───── Data shown

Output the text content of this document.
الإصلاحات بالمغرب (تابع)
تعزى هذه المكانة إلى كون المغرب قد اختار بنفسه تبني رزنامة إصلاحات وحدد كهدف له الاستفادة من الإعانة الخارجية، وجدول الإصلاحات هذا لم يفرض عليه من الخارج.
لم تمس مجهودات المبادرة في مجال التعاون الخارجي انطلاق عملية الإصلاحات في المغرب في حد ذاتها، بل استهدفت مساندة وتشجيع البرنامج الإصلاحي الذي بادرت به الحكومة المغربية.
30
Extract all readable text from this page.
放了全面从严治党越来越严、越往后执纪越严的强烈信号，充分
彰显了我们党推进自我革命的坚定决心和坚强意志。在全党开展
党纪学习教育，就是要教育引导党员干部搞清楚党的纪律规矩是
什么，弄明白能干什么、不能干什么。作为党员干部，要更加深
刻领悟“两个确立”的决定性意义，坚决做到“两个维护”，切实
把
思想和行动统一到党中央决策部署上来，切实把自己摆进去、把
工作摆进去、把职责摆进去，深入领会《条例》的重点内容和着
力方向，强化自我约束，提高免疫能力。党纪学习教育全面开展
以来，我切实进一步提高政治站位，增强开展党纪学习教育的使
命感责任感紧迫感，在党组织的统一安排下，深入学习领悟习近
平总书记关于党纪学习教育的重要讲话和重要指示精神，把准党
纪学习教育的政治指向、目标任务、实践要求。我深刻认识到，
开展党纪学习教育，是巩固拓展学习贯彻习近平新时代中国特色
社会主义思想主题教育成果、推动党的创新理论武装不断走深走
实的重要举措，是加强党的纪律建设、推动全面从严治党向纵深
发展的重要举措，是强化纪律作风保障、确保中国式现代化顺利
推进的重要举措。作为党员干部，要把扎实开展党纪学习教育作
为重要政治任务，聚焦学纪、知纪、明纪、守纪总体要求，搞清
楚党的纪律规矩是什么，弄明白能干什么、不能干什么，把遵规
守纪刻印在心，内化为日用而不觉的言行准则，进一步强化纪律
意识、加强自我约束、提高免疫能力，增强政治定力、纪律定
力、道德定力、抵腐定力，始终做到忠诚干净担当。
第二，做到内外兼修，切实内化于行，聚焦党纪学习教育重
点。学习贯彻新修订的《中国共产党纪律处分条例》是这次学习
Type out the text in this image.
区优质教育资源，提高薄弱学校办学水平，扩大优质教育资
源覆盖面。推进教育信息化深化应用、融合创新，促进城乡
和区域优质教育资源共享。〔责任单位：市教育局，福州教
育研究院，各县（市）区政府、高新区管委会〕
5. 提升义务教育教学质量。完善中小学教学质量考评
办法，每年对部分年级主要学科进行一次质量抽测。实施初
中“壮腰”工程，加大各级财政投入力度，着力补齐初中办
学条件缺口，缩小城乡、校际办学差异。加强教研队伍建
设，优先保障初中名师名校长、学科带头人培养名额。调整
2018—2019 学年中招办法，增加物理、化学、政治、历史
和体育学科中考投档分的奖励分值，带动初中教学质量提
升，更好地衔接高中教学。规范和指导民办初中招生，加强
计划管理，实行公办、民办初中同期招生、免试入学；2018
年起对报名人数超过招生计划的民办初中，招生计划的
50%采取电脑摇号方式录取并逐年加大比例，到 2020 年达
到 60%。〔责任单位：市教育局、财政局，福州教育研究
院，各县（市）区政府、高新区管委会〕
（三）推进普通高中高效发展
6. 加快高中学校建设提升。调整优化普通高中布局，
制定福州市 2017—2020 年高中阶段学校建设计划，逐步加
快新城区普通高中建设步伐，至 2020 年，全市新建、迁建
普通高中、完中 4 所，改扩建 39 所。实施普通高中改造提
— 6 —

──────────

(Short task): Repeat every entry exactly as written above.

(Exercise output):
Output the text content of this document.
الإصلاحات بالمغرب (تابع)
تعزى هذه المكانة إلى كون المغرب قد اختار بنفسه تبني رزنامة إصلاحات وحدد كهدف له الاستفادة من الإعانة الخارجية، وجدول الإصلاحات هذا لم يفرض عليه من الخارج.
لم تمس مجهودات المبادرة في مجال التعاون الخارجي انطلاق عملية الإصلاحات في المغرب في حد ذاتها، بل استهدفت مساندة وتشجيع البرنامج الإصلاحي الذي بادرت به الحكومة المغربية.
30
Extract all readable text from this page.
放了全面从严治党越来越严、越往后执纪越严的强烈信号，充分
彰显了我们党推进自我革命的坚定决心和坚强意志。在全党开展
党纪学习教育，就是要教育引导党员干部搞清楚党的纪律规矩是
什么，弄明白能干什么、不能干什么。作为党员干部，要更加深
刻领悟“两个确立”的决定性意义，坚决做到“两个维护”，切实
把
思想和行动统一到党中央决策部署上来，切实把自己摆进去、把
工作摆进去、把职责摆进去，深入领会《条例》的重点内容和着
力方向，强化自我约束，提高免疫能力。党纪学习教育全面开展
以来，我切实进一步提高政治站位，增强开展党纪学习教育的使
命感责任感紧迫感，在党组织的统一安排下，深入学习领悟习近
平总书记关于党纪学习教育的重要讲话和重要指示精神，把准党
纪学习教育的政治指向、目标任务、实践要求。我深刻认识到，
开展党纪学习教育，是巩固拓展学习贯彻习近平新时代中国特色
社会主义思想主题教育成果、推动党的创新理论武装不断走深走
实的重要举措，是加强党的纪律建设、推动全面从严治党向纵深
发展的重要举措，是强化纪律作风保障、确保中国式现代化顺利
推进的重要举措。作为党员干部，要把扎实开展党纪学习教育作
为重要政治任务，聚焦学纪、知纪、明纪、守纪总体要求，搞清
楚党的纪律规矩是什么，弄明白能干什么、不能干什么，把遵规
守纪刻印在心，内化为日用而不觉的言行准则，进一步强化纪律
意识、加强自我约束、提高免疫能力，增强政治定力、纪律定
力、道德定力、抵腐定力，始终做到忠诚干净担当。
第二，做到内外兼修，切实内化于行，聚焦党纪学习教育重
点。学习贯彻新修订的《中国共产党纪律处分条例》是这次学习
Type out the text in this image.
区优质教育资源，提高薄弱学校办学水平，扩大优质教育资
源覆盖面。推进教育信息化深化应用、融合创新，促进城乡
和区域优质教育资源共享。〔责任单位：市教育局，福州教
育研究院，各县（市）区政府、高新区管委会〕
5. 提升义务教育教学质量。完善中小学教学质量考评
办法，每年对部分年级主要学科进行一次质量抽测。实施初
中“壮腰”工程，加大各级财政投入力度，着力补齐初中办
学条件缺口，缩小城乡、校际办学差异。加强教研队伍建
设，优先保障初中名师名校长、学科带头人培养名额。调整
2018—2019 学年中招办法，增加物理、化学、政治、历史
和体育学科中考投档分的奖励分值，带动初中教学质量提
升，更好地衔接高中教学。规范和指导民办初中招生，加强
计划管理，实行公办、民办初中同期招生、免试入学；2018
年起对报名人数超过招生计划的民办初中，招生计划的
50%采取电脑摇号方式录取并逐年加大比例，到 2020 年达
到 60%。〔责任单位：市教育局、财政局，福州教育研究
院，各县（市）区政府、高新区管委会〕
（三）推进普通高中高效发展
6. 加快高中学校建设提升。调整优化普通高中布局，
制定福州市 2017—2020 年高中阶段学校建设计划，逐步加
快新城区普通高中建设步伐，至 2020 年，全市新建、迁建
普通高中、完中 4 所，改扩建 39 所。实施普通高中改造提
— 6 —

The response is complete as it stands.